#### Working data
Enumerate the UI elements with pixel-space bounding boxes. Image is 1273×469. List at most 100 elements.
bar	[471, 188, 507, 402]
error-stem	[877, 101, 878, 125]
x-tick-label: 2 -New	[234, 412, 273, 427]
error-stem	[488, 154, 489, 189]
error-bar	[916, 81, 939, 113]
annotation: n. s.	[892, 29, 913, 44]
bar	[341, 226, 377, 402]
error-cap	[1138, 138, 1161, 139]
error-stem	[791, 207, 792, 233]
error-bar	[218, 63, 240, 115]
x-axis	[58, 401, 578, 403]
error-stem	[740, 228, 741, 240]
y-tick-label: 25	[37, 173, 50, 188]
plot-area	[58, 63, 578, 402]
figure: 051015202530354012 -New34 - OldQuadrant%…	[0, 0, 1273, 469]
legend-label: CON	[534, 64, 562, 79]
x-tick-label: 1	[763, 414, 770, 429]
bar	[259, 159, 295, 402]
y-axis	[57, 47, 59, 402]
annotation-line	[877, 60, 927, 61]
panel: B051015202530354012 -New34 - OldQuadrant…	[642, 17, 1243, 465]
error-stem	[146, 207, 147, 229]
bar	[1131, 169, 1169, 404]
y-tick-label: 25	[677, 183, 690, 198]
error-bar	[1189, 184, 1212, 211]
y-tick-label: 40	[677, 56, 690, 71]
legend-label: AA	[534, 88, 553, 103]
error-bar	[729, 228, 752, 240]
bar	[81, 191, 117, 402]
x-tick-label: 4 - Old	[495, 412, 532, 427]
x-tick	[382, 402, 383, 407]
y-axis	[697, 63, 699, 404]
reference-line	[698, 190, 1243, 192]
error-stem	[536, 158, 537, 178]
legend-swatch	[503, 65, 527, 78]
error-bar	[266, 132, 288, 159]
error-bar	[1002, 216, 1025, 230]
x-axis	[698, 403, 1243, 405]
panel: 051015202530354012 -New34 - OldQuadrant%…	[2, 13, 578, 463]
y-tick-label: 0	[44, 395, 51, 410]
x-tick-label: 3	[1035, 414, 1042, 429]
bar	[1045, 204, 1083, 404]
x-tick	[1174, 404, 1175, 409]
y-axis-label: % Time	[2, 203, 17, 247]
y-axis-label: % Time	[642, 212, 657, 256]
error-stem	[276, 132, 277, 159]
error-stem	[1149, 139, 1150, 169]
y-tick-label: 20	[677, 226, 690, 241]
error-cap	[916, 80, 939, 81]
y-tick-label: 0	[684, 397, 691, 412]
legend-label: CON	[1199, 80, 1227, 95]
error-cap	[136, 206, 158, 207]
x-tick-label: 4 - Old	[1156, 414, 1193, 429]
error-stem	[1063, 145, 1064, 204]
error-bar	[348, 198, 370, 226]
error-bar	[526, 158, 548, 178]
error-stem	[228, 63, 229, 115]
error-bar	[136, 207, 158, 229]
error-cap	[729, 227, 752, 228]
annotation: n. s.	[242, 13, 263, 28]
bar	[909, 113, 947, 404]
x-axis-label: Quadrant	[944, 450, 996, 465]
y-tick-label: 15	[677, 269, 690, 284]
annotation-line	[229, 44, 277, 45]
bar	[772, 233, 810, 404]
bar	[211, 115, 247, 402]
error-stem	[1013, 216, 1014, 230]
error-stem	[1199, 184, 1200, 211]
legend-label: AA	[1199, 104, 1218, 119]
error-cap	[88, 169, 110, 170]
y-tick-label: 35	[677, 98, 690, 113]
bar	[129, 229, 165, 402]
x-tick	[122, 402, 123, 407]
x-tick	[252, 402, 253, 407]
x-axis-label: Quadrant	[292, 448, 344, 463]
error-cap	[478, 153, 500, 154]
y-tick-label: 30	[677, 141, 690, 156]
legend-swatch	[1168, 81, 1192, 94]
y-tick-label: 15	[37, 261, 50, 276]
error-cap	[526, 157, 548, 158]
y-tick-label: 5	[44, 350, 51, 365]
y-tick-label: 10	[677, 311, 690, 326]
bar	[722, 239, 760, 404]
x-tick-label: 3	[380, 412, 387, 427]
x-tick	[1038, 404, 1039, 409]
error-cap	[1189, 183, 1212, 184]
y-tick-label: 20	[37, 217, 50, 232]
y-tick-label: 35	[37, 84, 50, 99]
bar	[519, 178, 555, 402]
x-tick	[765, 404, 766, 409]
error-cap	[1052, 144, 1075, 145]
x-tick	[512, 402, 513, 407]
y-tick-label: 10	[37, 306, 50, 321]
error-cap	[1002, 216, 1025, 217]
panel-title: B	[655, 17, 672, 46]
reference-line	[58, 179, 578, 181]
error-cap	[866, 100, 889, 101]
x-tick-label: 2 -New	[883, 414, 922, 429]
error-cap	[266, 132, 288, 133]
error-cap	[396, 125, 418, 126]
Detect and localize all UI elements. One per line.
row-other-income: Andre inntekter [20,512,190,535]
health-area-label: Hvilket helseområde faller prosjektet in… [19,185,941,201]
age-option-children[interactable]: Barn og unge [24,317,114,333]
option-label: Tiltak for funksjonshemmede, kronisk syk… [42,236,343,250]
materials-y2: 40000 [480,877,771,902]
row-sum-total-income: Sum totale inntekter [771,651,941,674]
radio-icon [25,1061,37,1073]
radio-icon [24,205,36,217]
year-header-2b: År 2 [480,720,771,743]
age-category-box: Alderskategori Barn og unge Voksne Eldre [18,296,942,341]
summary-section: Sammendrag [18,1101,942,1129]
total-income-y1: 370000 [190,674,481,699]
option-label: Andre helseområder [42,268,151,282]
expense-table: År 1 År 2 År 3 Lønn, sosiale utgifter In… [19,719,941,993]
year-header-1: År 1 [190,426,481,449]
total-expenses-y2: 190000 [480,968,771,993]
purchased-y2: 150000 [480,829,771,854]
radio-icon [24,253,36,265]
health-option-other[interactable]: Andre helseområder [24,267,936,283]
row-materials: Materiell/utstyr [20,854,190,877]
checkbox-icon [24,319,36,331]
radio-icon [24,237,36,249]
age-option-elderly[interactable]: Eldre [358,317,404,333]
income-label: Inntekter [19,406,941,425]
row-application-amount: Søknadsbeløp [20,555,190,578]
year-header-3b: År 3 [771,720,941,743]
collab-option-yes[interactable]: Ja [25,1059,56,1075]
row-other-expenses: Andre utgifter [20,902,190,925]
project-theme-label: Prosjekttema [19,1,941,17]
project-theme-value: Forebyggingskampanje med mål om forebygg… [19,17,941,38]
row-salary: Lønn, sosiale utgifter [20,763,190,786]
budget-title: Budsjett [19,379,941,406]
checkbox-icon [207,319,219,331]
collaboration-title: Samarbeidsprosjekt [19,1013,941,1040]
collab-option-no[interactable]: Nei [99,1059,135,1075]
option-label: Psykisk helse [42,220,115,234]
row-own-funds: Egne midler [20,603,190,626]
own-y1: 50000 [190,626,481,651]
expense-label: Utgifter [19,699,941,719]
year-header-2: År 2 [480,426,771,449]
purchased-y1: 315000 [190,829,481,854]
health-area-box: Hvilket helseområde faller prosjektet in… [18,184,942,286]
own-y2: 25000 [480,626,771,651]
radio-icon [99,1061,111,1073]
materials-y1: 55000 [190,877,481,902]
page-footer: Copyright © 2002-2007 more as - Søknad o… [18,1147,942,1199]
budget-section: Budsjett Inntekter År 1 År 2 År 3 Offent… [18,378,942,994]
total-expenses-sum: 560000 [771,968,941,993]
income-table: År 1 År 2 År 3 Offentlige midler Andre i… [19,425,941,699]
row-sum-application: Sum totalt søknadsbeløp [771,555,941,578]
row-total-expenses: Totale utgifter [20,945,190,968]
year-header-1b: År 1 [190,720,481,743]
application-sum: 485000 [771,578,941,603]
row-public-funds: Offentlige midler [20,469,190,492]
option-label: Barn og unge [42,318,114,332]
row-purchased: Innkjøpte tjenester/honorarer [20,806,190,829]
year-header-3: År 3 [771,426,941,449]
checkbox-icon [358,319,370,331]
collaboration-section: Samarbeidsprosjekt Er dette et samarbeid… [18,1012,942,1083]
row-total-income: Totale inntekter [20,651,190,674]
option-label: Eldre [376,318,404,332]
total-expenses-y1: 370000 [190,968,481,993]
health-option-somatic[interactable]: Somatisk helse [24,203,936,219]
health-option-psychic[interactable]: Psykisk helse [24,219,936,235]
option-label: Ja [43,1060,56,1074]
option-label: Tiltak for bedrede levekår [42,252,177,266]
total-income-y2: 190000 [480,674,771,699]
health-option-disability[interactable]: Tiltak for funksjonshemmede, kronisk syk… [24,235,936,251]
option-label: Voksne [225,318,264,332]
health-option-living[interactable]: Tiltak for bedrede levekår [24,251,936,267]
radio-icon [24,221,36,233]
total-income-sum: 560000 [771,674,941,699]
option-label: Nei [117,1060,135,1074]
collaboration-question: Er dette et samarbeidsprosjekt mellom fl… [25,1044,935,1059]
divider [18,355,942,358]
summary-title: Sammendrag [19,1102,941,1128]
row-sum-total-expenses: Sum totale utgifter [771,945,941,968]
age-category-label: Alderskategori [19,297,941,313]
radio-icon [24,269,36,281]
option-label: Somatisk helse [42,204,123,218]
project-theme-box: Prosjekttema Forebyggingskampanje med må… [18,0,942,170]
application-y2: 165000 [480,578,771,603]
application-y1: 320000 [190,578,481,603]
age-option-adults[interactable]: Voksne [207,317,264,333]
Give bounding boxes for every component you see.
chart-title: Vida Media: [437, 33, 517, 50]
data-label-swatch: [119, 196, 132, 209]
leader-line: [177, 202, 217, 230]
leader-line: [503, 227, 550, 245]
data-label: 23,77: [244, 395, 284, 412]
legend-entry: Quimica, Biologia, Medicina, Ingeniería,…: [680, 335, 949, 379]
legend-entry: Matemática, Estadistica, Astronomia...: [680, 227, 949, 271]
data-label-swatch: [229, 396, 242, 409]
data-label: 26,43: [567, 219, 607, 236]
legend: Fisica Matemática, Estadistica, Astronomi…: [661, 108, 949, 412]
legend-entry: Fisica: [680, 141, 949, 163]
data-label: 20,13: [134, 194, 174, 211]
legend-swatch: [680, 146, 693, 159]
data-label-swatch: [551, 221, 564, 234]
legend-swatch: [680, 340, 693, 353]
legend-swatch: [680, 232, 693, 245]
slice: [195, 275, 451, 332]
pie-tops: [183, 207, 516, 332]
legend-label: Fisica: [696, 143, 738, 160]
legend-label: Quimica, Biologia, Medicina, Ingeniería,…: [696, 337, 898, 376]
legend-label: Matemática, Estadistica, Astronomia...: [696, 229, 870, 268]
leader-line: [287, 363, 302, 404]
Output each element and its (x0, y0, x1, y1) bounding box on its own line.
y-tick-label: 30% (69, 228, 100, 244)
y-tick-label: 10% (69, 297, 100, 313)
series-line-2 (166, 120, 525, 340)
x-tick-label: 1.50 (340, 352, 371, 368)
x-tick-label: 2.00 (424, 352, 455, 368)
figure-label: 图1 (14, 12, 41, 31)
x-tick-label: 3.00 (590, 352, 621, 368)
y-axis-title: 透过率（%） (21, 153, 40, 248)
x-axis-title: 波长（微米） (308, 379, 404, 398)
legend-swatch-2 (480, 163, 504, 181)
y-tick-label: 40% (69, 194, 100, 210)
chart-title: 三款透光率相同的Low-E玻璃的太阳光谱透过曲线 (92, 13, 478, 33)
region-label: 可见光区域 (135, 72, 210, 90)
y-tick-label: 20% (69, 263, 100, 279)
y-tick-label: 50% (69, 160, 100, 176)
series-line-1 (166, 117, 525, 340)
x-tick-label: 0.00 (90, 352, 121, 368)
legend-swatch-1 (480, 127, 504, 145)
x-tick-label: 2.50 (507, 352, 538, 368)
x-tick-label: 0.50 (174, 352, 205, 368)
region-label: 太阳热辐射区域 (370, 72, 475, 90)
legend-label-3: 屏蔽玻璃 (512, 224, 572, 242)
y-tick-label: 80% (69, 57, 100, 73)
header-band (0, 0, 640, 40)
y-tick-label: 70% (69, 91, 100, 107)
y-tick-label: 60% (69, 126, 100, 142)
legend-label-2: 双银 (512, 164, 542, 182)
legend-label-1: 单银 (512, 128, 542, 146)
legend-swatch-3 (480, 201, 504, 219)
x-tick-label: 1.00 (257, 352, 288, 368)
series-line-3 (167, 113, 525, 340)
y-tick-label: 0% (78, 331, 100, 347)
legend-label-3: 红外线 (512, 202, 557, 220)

#### What to produce
Retype the listing word for word, starting at its first line and ending at the line that contains "13, 263, 28]", including that line.

#### In response
Enumerate the UI elements with pixel-space bounding boxes. Image is 1273×469. List at most 100 elements.
bar	[471, 188, 507, 402]
error-stem	[877, 101, 878, 125]
x-tick-label: 2 -New	[234, 412, 273, 427]
error-stem	[488, 154, 489, 189]
error-bar	[916, 81, 939, 113]
annotation: n. s.	[892, 29, 913, 44]
bar	[341, 226, 377, 402]
error-cap	[1138, 138, 1161, 139]
error-stem	[791, 207, 792, 233]
error-bar	[218, 63, 240, 115]
x-axis	[58, 401, 578, 403]
error-stem	[740, 228, 741, 240]
y-tick-label: 25	[37, 173, 50, 188]
plot-area	[58, 63, 578, 402]
figure: 051015202530354012 -New34 - OldQuadrant%…	[0, 0, 1273, 469]
legend-label: CON	[534, 64, 562, 79]
x-tick-label: 1	[763, 414, 770, 429]
bar	[259, 159, 295, 402]
y-axis	[57, 47, 59, 402]
annotation-line	[877, 60, 927, 61]
panel: B051015202530354012 -New34 - OldQuadrant…	[642, 17, 1243, 465]
error-stem	[146, 207, 147, 229]
bar	[1131, 169, 1169, 404]
y-tick-label: 25	[677, 183, 690, 198]
error-bar	[1189, 184, 1212, 211]
y-tick-label: 40	[677, 56, 690, 71]
legend-label: AA	[534, 88, 553, 103]
error-bar	[729, 228, 752, 240]
bar	[81, 191, 117, 402]
x-tick-label: 4 - Old	[495, 412, 532, 427]
x-tick	[382, 402, 383, 407]
y-axis	[697, 63, 699, 404]
reference-line	[698, 190, 1243, 192]
error-stem	[536, 158, 537, 178]
legend-swatch	[503, 65, 527, 78]
error-bar	[266, 132, 288, 159]
error-bar	[1002, 216, 1025, 230]
x-axis	[698, 403, 1243, 405]
panel: 051015202530354012 -New34 - OldQuadrant%…	[2, 13, 578, 463]
y-tick-label: 0	[44, 395, 51, 410]
x-tick-label: 3	[1035, 414, 1042, 429]
bar	[1045, 204, 1083, 404]
x-tick	[1174, 404, 1175, 409]
y-axis-label: % Time	[2, 203, 17, 247]
y-axis-label: % Time	[642, 212, 657, 256]
error-stem	[276, 132, 277, 159]
error-stem	[1149, 139, 1150, 169]
y-tick-label: 20	[677, 226, 690, 241]
error-cap	[916, 80, 939, 81]
y-tick-label: 0	[684, 397, 691, 412]
legend-label: CON	[1199, 80, 1227, 95]
error-cap	[136, 206, 158, 207]
x-tick-label: 4 - Old	[1156, 414, 1193, 429]
error-stem	[1063, 145, 1064, 204]
error-bar	[348, 198, 370, 226]
error-bar	[526, 158, 548, 178]
error-stem	[228, 63, 229, 115]
error-bar	[136, 207, 158, 229]
error-cap	[729, 227, 752, 228]
annotation: n. s.	[242, 13, 263, 28]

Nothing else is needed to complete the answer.